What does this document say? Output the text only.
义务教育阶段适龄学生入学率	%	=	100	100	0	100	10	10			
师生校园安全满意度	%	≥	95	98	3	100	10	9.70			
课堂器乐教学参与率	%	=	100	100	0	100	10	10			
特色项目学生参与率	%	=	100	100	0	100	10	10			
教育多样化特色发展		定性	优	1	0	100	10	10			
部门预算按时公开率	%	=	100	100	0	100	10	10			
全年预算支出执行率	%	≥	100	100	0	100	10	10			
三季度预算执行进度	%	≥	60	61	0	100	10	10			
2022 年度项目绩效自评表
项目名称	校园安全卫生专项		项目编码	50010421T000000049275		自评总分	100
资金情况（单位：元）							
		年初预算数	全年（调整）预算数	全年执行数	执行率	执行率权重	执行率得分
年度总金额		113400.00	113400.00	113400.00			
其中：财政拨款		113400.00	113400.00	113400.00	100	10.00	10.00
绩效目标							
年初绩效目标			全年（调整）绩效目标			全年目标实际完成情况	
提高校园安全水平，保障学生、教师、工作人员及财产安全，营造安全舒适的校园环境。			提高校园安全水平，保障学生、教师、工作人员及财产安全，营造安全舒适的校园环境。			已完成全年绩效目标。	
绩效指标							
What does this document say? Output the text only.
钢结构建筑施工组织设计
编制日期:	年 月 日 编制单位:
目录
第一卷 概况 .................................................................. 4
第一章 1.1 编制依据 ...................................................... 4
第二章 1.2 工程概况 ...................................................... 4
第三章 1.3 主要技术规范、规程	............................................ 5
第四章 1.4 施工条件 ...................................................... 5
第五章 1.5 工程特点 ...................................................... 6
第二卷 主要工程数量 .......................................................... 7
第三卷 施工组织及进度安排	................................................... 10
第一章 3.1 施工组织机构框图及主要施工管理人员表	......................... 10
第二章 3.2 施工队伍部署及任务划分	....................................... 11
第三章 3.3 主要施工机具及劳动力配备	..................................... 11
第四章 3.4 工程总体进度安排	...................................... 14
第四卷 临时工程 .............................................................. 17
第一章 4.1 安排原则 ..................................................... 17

:::

▶ [What to work on]: Return the listing above word for word.

▶ [Exercise response]:
What does this document say? Output the text only.
义务教育阶段适龄学生入学率	%	=	100	100	0	100	10	10			
师生校园安全满意度	%	≥	95	98	3	100	10	9.70			
课堂器乐教学参与率	%	=	100	100	0	100	10	10			
特色项目学生参与率	%	=	100	100	0	100	10	10			
教育多样化特色发展		定性	优	1	0	100	10	10			
部门预算按时公开率	%	=	100	100	0	100	10	10			
全年预算支出执行率	%	≥	100	100	0	100	10	10			
三季度预算执行进度	%	≥	60	61	0	100	10	10			
2022 年度项目绩效自评表
项目名称	校园安全卫生专项		项目编码	50010421T000000049275		自评总分	100
资金情况（单位：元）							
		年初预算数	全年（调整）预算数	全年执行数	执行率	执行率权重	执行率得分
年度总金额		113400.00	113400.00	113400.00			
其中：财政拨款		113400.00	113400.00	113400.00	100	10.00	10.00
绩效目标							
年初绩效目标			全年（调整）绩效目标			全年目标实际完成情况	
提高校园安全水平，保障学生、教师、工作人员及财产安全，营造安全舒适的校园环境。			提高校园安全水平，保障学生、教师、工作人员及财产安全，营造安全舒适的校园环境。			已完成全年绩效目标。	
绩效指标							
What does this document say? Output the text only.
钢结构建筑施工组织设计
编制日期:	年 月 日 编制单位:
目录
第一卷 概况 .................................................................. 4
第一章 1.1 编制依据 ...................................................... 4
第二章 1.2 工程概况 ...................................................... 4
第三章 1.3 主要技术规范、规程	............................................ 5
第四章 1.4 施工条件 ...................................................... 5
第五章 1.5 工程特点 ...................................................... 6
第二卷 主要工程数量 .......................................................... 7
第三卷 施工组织及进度安排	................................................... 10
第一章 3.1 施工组织机构框图及主要施工管理人员表	......................... 10
第二章 3.2 施工队伍部署及任务划分	....................................... 11
第三章 3.3 主要施工机具及劳动力配备	..................................... 11
第四章 3.4 工程总体进度安排	...................................... 14
第四卷 临时工程 .............................................................. 17
第一章 4.1 安排原则 ..................................................... 17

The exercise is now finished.